Identify and pull out each line of the entries in which "JSON" occurs.

★ ★ ★

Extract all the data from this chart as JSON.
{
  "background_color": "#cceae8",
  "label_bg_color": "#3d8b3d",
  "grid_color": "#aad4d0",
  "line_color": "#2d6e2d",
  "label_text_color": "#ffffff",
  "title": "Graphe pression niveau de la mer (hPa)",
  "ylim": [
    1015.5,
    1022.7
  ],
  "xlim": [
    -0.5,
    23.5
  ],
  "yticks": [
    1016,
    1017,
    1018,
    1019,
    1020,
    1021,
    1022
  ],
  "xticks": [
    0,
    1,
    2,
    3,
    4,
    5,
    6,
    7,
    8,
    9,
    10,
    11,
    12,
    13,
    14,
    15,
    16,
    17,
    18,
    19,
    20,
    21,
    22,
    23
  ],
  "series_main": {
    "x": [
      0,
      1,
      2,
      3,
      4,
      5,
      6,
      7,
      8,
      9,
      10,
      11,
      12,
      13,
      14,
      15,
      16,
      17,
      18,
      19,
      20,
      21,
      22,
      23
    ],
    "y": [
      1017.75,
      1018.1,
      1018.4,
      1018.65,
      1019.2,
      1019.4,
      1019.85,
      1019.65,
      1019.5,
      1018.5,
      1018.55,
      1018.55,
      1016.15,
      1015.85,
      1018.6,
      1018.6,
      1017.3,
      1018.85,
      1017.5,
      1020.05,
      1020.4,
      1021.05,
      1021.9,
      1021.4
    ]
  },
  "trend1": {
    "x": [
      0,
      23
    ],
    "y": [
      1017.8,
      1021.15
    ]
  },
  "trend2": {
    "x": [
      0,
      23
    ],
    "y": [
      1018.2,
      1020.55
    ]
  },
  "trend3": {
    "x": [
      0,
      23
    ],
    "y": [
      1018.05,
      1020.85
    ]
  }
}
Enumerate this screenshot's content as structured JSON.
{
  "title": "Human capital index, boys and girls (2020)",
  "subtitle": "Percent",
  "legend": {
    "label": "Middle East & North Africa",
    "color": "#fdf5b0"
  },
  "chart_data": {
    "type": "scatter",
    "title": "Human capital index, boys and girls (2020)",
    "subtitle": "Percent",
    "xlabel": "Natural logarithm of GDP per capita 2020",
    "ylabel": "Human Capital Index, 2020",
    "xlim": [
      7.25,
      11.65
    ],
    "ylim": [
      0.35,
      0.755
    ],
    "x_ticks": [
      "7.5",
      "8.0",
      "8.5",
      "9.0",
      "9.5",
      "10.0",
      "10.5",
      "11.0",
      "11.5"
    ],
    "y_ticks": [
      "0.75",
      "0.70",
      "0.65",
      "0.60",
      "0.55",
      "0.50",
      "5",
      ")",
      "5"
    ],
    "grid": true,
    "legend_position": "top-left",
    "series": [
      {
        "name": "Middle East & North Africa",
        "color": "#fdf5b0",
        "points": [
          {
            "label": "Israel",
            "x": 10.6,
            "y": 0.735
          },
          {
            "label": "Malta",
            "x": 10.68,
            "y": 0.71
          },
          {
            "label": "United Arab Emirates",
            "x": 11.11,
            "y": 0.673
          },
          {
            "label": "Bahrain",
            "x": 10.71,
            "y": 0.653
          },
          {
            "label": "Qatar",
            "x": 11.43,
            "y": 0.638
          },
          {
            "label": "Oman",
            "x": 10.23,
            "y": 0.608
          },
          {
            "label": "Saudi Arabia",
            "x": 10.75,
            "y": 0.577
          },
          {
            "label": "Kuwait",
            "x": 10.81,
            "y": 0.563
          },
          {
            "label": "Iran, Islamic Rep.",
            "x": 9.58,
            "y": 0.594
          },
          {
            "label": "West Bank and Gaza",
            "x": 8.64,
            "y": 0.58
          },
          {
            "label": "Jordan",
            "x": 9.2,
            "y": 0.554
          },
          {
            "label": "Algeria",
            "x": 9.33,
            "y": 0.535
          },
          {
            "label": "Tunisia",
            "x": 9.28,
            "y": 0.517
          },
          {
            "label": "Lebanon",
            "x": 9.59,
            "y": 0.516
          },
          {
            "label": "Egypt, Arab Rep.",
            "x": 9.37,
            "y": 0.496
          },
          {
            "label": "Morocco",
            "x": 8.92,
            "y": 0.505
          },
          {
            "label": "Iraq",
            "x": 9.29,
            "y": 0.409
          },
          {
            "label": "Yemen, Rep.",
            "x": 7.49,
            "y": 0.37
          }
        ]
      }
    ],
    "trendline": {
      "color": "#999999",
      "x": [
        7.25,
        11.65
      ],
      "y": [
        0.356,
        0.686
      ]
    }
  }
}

★ ★ ★

__Task response__:
Extract all the data from this chart as JSON.
Enumerate this screenshot's content as structured JSON.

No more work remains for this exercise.